Page element annotations:
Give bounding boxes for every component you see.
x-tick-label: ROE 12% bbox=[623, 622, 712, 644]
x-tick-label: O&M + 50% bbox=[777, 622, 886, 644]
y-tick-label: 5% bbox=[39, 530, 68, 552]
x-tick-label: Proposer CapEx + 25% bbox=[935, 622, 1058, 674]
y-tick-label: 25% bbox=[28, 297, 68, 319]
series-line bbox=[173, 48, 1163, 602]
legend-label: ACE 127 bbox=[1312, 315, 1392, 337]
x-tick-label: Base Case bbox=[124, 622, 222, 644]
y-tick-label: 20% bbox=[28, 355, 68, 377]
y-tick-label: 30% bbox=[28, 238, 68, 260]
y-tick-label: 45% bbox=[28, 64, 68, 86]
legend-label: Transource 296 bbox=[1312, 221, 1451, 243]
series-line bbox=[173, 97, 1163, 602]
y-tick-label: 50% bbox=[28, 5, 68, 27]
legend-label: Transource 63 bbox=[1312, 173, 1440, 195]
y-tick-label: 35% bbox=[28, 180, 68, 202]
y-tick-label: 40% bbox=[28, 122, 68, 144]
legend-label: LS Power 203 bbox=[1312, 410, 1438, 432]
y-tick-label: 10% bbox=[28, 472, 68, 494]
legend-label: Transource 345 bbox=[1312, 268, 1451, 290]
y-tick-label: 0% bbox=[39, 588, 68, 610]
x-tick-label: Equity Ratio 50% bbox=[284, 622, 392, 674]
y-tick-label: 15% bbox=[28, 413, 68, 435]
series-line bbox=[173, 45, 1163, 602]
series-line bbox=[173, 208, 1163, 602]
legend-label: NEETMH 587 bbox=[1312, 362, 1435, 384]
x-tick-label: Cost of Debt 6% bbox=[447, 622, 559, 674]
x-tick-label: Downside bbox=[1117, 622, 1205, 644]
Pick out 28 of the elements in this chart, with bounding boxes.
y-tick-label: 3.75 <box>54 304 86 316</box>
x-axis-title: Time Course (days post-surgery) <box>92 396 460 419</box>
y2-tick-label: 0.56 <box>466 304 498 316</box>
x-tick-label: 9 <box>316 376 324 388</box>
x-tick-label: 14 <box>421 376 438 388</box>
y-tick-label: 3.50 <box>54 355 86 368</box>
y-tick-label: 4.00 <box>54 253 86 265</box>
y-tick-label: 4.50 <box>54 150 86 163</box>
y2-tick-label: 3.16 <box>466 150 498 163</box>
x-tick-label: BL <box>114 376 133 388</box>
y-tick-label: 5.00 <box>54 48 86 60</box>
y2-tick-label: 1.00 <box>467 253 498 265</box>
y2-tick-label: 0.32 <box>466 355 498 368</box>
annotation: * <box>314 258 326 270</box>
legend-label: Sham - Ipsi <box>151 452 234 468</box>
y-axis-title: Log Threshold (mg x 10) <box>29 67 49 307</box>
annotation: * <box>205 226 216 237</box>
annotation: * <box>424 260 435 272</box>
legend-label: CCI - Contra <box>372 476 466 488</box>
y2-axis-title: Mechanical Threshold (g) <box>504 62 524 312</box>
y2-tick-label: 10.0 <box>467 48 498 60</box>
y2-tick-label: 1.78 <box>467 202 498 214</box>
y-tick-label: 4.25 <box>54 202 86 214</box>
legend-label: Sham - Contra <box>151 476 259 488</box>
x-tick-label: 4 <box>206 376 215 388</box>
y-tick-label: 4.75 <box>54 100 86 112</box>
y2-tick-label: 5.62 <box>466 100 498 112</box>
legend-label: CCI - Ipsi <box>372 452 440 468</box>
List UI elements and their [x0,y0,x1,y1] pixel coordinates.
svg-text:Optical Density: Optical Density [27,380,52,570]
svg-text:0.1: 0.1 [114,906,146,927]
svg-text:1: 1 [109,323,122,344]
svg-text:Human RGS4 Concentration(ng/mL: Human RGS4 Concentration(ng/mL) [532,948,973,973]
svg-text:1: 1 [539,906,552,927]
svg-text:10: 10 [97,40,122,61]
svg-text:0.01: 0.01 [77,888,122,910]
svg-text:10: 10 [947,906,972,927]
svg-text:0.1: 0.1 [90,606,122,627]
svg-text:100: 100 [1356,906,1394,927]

> _EXERCISE_: List each line in the material above that contains the word "bounding".

> _WRITTEN ANSWER_:
Give bounding boxes for every component you see.
Pick out 28 of the elements in this chart, with bounding boxes.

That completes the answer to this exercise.